*Exercise instructions*
Copy all lines holding the word "this" from the entries.

--*--

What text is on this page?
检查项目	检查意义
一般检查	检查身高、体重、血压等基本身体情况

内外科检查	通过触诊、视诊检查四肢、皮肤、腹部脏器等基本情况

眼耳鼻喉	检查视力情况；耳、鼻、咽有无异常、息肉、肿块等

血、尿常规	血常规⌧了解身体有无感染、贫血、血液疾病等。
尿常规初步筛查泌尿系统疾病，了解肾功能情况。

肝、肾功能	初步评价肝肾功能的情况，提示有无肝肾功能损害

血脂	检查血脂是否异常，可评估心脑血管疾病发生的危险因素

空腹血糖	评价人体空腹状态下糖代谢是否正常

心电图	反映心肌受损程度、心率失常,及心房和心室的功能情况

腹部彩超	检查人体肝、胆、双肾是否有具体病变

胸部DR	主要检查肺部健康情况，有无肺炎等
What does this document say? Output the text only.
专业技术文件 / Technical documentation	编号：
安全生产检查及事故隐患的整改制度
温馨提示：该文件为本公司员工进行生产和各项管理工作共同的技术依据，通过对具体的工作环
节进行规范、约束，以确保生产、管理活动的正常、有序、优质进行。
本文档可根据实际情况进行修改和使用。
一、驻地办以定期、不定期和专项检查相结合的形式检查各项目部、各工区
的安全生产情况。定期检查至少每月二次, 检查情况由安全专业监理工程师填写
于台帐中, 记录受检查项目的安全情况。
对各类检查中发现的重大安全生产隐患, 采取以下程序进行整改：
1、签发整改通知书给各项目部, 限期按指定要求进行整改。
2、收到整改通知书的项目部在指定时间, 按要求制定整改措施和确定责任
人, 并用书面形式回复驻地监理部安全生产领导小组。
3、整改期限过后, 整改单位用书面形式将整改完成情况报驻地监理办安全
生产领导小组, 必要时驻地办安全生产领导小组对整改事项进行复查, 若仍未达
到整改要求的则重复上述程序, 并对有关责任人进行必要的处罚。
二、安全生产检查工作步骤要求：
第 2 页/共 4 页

--*--

*Exercise response*
What text is on this page?
What does this document say? Output the text only.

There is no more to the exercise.